▶ **Excerpt provided**:
* * *

Highest absolute gain (+48.7%) — e2e-test assertion delta (19) is the largest in the series
SKILL.md cost-effectiveness good (~57 tok/1%) — similar to git-commit (~51 tok) and api-integration-test (~49 tok)
Typical load cost-effectiveness high (~176 tok/1%) — reference volume is large (6 files ~11,710 tokens), much of it Playwright-specific

5.5 Token Segment Cost-Effectiveness¶

Module	Est. tokens	Related assertion deltas	Cost-effectiveness
Mandatory Gates (5 × ~80 tok each)	~400	9 (A1–A3, B4, B6, B11, B12, C1, C2)	Very high — 44 tok/assertion
Output Contract definition	~200	3 (A12, B9, C7)	Very high — 67 tok/assertion
Machine-Readable JSON template	~150	3 (A13, B8_partial, C8)	Very high — 50 tok/assertion
Flaky Test Policy	~120	2 (B3, B11)	Very high — 60 tok/assertion
Quality Scorecard	~400	Indirect (Eval 1 scorecard output)	Medium
Anti-Examples (7 examples)	~500	Indirect (A10 no-sleep)	Low — most anti-examples not applicable to Go
Version/Platform Gate	~250	0	Low — not applicable to Go
Command Starters	~100	0	Low — Agent Browser commands not applicable
references/playwright-deep-patterns.md	~4,200	0 direct	Low — pure Go project
references/playwright-patterns.md	~1,000	0 direct	Low — pure Go project
references/golden-examples.md	~1,500	Indirect (report structure)	Medium
references/checklists.md	~1,200	Indirect (triage template)	High
references/environment-and-dependency-gates.md	~1,350	Indirect (env evaluation framework)	High

5.6 Token Efficiency Rating¶

Rating	Conclusion
Overall ROI	Good — ~8,580 tokens (typical) for +48.7% pass rate; highest absolute gain in series
SKILL.md ROI	Good — ~2,800 tokens cost-effectiveness (~57 tok/1%) on par with series
High-leverage token share	~31% (870/2,800) directly contributes to 17/19 assertion deltas
Low-leverage token share	~30% (850/2,800) contributes nothing in Go project evaluation (Playwright-specific)

* * *

▶ **Problems to solve**:
[1] Rewrite the paragraph of the excerpt on token cost-effectiveness that begins "Highest absolute gain" as a bulleted list that keeps its main facts.
[2] Update the rows from the first one through the line that contains "y-axis-title: 拉伸强度/MPa (7, 518, 72, 875)" by replacing "bar-warp" with "column-warp". Give only those lines.
The excerpt and the rows are independent of each other.

* * *

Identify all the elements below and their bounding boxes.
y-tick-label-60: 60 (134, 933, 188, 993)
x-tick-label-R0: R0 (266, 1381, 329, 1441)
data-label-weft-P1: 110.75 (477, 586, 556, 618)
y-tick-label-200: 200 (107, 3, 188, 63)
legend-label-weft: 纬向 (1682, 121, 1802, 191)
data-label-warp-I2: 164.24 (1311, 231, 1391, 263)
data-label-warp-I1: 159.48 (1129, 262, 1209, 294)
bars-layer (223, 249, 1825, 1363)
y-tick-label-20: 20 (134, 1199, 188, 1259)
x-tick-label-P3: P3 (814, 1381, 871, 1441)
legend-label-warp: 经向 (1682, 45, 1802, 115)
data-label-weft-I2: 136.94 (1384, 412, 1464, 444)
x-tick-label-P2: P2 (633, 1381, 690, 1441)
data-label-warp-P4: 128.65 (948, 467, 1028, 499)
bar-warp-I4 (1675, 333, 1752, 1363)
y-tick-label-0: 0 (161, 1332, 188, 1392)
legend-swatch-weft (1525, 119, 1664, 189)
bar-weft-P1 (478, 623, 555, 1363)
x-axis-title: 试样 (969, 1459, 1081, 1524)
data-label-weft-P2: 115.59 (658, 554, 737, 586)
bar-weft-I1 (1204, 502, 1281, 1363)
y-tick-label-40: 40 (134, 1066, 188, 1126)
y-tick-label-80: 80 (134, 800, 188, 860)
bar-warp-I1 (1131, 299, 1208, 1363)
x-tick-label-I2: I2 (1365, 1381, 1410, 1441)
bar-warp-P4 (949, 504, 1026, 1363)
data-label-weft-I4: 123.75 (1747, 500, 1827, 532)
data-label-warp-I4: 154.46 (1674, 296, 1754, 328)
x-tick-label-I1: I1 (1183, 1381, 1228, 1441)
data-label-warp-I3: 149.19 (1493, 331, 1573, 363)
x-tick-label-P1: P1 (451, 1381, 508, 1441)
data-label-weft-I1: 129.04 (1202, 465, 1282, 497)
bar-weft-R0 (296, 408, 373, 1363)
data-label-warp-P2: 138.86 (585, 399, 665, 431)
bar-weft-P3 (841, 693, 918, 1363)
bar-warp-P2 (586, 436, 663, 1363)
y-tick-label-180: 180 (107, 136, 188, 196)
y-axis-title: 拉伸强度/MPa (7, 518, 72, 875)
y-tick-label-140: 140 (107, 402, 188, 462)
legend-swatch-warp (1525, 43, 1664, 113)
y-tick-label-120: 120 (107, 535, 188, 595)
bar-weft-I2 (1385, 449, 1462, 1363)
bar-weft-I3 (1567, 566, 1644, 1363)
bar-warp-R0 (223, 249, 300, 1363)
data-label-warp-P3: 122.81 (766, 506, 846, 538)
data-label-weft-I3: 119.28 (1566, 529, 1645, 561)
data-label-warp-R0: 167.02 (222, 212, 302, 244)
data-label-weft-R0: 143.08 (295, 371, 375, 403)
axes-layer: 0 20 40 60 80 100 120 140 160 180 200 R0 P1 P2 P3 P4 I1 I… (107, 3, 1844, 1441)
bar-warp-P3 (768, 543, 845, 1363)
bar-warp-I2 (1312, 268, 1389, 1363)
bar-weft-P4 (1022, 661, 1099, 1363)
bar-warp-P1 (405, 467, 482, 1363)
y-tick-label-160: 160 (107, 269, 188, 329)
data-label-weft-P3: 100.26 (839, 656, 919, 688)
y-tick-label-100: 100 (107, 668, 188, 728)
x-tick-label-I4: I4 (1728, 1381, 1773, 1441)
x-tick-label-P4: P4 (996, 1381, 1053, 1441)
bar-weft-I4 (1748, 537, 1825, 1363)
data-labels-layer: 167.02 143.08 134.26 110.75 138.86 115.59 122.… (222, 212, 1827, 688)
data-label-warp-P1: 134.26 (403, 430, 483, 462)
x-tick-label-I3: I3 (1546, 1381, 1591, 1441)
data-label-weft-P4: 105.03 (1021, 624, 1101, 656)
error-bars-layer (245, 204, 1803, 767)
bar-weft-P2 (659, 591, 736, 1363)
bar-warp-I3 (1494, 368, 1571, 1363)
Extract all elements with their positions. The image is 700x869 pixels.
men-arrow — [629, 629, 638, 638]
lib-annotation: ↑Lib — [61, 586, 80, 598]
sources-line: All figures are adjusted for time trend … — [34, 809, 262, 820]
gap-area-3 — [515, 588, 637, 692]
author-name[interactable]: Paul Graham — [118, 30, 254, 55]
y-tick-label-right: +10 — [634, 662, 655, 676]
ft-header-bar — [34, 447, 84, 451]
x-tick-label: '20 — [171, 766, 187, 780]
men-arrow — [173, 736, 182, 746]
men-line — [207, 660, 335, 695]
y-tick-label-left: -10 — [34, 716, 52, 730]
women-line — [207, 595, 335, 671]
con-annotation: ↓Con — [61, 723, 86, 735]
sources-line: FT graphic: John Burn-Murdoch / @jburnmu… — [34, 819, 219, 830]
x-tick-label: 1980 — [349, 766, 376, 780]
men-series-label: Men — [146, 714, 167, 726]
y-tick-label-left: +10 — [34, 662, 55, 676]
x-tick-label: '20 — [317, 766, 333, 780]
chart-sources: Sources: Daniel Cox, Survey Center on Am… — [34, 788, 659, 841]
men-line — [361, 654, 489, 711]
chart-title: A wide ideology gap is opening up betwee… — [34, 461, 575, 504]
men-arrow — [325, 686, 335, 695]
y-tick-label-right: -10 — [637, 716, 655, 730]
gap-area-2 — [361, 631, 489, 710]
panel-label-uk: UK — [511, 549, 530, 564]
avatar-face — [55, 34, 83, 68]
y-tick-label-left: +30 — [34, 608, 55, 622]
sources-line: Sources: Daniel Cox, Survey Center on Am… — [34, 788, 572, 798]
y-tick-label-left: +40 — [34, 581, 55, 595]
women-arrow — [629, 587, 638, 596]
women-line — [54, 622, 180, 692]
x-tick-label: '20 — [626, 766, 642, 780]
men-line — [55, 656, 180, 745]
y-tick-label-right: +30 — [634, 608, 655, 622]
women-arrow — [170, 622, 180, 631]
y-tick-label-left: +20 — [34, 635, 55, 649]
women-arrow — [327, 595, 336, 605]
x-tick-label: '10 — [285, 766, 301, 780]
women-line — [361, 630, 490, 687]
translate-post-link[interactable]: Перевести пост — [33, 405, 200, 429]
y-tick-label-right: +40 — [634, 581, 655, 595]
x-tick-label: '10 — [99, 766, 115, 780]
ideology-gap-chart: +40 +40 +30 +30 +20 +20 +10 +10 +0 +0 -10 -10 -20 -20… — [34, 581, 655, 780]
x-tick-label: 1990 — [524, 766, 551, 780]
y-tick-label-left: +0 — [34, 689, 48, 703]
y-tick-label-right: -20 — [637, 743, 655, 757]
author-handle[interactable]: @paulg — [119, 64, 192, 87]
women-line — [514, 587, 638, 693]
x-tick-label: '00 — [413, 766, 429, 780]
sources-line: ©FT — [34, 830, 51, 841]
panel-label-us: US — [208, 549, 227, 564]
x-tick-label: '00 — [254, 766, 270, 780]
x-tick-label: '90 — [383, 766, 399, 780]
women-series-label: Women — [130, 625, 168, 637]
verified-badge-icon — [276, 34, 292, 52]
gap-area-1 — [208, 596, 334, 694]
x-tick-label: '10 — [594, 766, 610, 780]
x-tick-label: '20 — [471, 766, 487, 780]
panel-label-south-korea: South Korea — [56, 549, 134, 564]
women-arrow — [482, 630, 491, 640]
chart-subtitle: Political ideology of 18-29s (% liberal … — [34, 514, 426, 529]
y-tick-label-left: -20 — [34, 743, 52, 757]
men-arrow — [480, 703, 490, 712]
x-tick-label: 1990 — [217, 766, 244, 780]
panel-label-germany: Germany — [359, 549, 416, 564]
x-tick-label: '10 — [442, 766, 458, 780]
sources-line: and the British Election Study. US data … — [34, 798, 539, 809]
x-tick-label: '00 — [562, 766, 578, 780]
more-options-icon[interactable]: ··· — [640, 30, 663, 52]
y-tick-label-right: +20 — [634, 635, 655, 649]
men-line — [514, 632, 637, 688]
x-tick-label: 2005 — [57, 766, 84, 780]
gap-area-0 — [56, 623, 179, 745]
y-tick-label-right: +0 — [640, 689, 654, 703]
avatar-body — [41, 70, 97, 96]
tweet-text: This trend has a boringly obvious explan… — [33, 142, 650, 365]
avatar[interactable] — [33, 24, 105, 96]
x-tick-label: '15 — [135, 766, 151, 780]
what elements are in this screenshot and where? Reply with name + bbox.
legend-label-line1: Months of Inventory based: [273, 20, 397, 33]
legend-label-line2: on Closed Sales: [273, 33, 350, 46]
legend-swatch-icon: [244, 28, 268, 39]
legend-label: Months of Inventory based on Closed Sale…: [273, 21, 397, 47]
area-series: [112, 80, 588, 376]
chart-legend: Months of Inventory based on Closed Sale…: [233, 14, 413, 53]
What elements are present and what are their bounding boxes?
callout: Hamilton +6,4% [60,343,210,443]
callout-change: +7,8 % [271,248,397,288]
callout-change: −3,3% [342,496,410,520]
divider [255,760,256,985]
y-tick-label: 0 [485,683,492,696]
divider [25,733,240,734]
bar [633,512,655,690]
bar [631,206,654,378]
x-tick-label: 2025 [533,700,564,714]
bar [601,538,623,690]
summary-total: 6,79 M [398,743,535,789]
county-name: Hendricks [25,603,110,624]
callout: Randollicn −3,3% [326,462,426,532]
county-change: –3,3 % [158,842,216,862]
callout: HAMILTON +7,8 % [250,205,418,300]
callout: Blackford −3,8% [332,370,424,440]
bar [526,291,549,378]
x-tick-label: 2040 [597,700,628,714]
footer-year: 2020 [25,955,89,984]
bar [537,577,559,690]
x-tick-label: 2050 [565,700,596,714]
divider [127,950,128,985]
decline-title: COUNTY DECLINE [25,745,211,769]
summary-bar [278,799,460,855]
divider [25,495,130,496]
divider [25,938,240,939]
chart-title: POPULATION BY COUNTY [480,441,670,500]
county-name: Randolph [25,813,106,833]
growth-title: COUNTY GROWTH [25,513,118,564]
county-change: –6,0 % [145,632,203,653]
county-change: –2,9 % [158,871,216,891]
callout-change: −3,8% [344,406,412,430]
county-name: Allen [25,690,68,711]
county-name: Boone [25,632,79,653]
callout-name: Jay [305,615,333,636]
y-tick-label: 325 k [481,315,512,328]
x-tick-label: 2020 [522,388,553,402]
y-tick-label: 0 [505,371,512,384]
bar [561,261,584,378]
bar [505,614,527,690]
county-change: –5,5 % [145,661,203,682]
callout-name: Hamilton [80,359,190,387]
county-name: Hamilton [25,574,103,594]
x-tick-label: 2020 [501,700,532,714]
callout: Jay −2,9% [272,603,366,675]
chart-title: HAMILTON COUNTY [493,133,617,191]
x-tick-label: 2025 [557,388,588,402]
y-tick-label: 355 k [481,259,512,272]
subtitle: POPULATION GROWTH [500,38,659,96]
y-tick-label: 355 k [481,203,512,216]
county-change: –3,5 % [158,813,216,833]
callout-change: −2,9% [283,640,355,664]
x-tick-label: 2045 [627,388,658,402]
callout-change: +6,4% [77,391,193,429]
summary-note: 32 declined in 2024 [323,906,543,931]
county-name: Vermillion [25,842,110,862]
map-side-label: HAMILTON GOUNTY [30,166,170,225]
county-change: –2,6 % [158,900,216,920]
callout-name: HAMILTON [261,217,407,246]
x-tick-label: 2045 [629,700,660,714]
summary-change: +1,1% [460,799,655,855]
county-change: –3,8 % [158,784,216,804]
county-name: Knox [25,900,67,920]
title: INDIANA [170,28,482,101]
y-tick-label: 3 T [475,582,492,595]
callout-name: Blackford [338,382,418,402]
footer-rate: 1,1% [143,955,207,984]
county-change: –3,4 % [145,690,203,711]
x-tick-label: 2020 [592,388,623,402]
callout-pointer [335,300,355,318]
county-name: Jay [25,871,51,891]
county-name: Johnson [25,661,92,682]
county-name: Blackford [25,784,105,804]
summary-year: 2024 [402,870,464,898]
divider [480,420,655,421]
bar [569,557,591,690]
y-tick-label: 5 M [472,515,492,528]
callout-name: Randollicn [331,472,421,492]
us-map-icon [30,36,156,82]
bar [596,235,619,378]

* * *

▶ **Full answers**:
[1]
- Highest absolute gain in the series: +48.7%, with an e2e-test assertion delta of 19
- SKILL.md cost-effectiveness is good at about 57 tok/1%, close to git-commit (~51 tok) and api-integration-test (~49 tok)
- Typical load cost-effectiveness is high at about 176 tok/1%, because the reference volume is large (6 files, ~11,710 tokens) and much of it is Playwright-specific

[2]
Identify all the elements below and their bounding boxes.
y-tick-label-60: 60 (134, 933, 188, 993)
x-tick-label-R0: R0 (266, 1381, 329, 1441)
data-label-weft-P1: 110.75 (477, 586, 556, 618)
y-tick-label-200: 200 (107, 3, 188, 63)
legend-label-weft: 纬向 (1682, 121, 1802, 191)
data-label-warp-I2: 164.24 (1311, 231, 1391, 263)
data-label-warp-I1: 159.48 (1129, 262, 1209, 294)
bars-layer (223, 249, 1825, 1363)
y-tick-label-20: 20 (134, 1199, 188, 1259)
x-tick-label-P3: P3 (814, 1381, 871, 1441)
legend-label-warp: 经向 (1682, 45, 1802, 115)
data-label-weft-I2: 136.94 (1384, 412, 1464, 444)
x-tick-label-P2: P2 (633, 1381, 690, 1441)
data-label-warp-P4: 128.65 (948, 467, 1028, 499)
column-warp-I4 (1675, 333, 1752, 1363)
y-tick-label-0: 0 (161, 1332, 188, 1392)
legend-swatch-weft (1525, 119, 1664, 189)
bar-weft-P1 (478, 623, 555, 1363)
x-axis-title: 试样 (969, 1459, 1081, 1524)
data-label-weft-P2: 115.59 (658, 554, 737, 586)
bar-weft-I1 (1204, 502, 1281, 1363)
y-tick-label-40: 40 (134, 1066, 188, 1126)
y-tick-label-80: 80 (134, 800, 188, 860)
column-warp-I1 (1131, 299, 1208, 1363)
x-tick-label-I2: I2 (1365, 1381, 1410, 1441)
column-warp-P4 (949, 504, 1026, 1363)
data-label-weft-I4: 123.75 (1747, 500, 1827, 532)
data-label-warp-I4: 154.46 (1674, 296, 1754, 328)
x-tick-label-I1: I1 (1183, 1381, 1228, 1441)
data-label-warp-I3: 149.19 (1493, 331, 1573, 363)
x-tick-label-P1: P1 (451, 1381, 508, 1441)
data-label-weft-I1: 129.04 (1202, 465, 1282, 497)
bar-weft-R0 (296, 408, 373, 1363)
data-label-warp-P2: 138.86 (585, 399, 665, 431)
bar-weft-P3 (841, 693, 918, 1363)
column-warp-P2 (586, 436, 663, 1363)
y-tick-label-180: 180 (107, 136, 188, 196)
y-axis-title: 拉伸强度/MPa (7, 518, 72, 875)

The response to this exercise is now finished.